Exercise description: Reproduce the AT-ACT Walker kit review below word for word, from its first line to its last.

Page extract:
# # # # # # #
3 posts in this topic

Rogue One AT-ACT Walker (06754)

1:100 Revell Make & Play

 

boxtop.jpg

 

Rogue One is the latest film from the Star Wars universe, and sets the scene for Star Wars – A New Hope, which I'm hoping hasn't spoiled the plot for you.  It introduces a raft of new types to the Rebel and Imperial forces, some of which are totally new, others are variations on an existing theme.  One such is the new (old?) All-Terrain Armoured Cargo Transport AT-ACTs that the Rebels encounter on the Imperial outpost when they're trying to half-inch something special.  I won't spoil it too much if you've not seen the film, but the Walkers' appearance on the screen is like seeing an old friend, even if that old friend is going to be shooting at you any minute now.  These variants carry cargo in what appear to be modular containers that fit into their body, probably sliding in and out as needed.  Their armament is limited to two cheek-mounted cannon that can still pack a sizeable punch, and they are still clearly related to the mighty AT-AT.

 

 

The Kit

Make & Play is a really cool range of easy-kits that require no glue, have few parts, and are fitted with light & sound modules, which makes them great fun for kids of all ages to play with.  Inside the box are 45 parts in tough ABS plastic, some held fast in vacform plastic packing, other in heat sealed plastic bags.  Like the other kit reviewed today, the numbers engraved on the insides of some of the parts are at variance with the first page of the instructions, so take care when putting together these parts.  Construction begins with the large slab-sided hull parts, into which the orange-coloured cargo panels are clipped, after which the lower hull and the leg axles and bulkheads are attached together, the right hull half clipped into place, and the roof part slotted in before closing up the hull with the left side.  The head is next, with its cheek guns clipping in place so that they can be posed, and the lower part of the head contains the light & sound module, which is shipped with the batteries isolated by a slip of clear sheet.  Remove this, and pressing the button the top of the head will make the cockpit aperture glow red, and make one of two sound effects from the film.
# # # # # # #
Supplied information:
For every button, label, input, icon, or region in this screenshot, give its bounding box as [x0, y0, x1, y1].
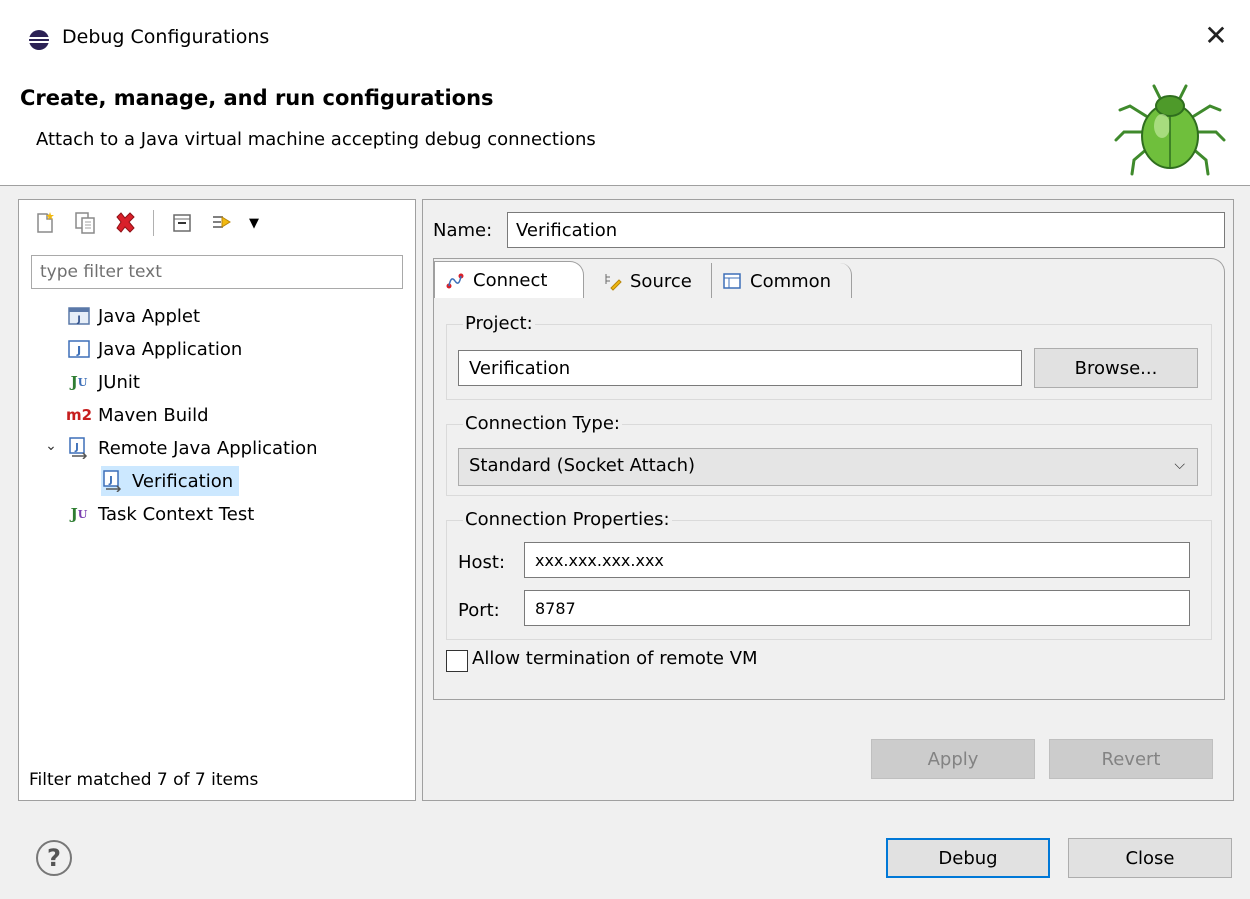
# # # # # # #
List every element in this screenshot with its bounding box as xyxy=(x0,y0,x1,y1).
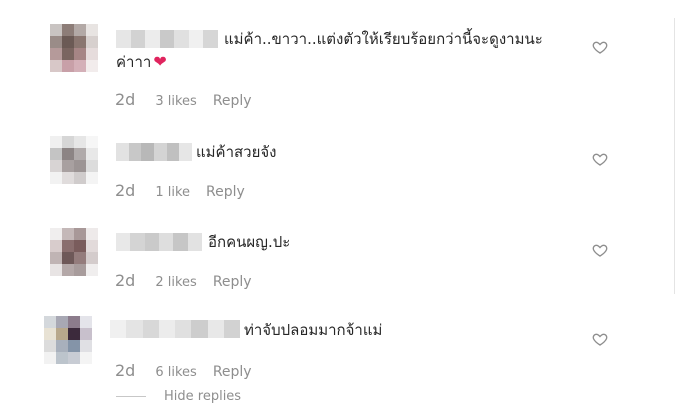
# # # # # # #
The response:
3 posts in this topic

Rogue One AT-ACT Walker (06754)

1:100 Revell Make & Play

 

boxtop.jpg

 

Rogue One is the latest film from the Star Wars universe, and sets the scene for Star Wars – A New Hope, which I'm hoping hasn't spoiled the plot for you.  It introduces a raft of new types to the Rebel and Imperial forces, some of which are totally new, others are variations on an existing theme.  One such is the new (old?) All-Terrain Armoured Cargo Transport AT-ACTs that the Rebels encounter on the Imperial outpost when they're trying to half-inch something special.  I won't spoil it too much if you've not seen the film, but the Walkers' appearance on the screen is like seeing an old friend, even if that old friend is going to be shooting at you any minute now.  These variants carry cargo in what appear to be modular containers that fit into their body, probably sliding in and out as needed.  Their armament is limited to two cheek-mounted cannon that can still pack a sizeable punch, and they are still clearly related to the mighty AT-AT.

 

 

The Kit

Make & Play is a really cool range of easy-kits that require no glue, have few parts, and are fitted with light & sound modules, which makes them great fun for kids of all ages to play with.  Inside the box are 45 parts in tough ABS plastic, some held fast in vacform plastic packing, other in heat sealed plastic bags.  Like the other kit reviewed today, the numbers engraved on the insides of some of the parts are at variance with the first page of the instructions, so take care when putting together these parts.  Construction begins with the large slab-sided hull parts, into which the orange-coloured cargo panels are clipped, after which the lower hull and the leg axles and bulkheads are attached together, the right hull half clipped into place, and the roof part slotted in before closing up the hull with the left side.  The head is next, with its cheek guns clipping in place so that they can be posed, and the lower part of the head contains the light & sound module, which is shipped with the batteries isolated by a slip of clear sheet.  Remove this, and pressing the button the top of the head will make the cockpit aperture glow red, and make one of two sound effects from the film.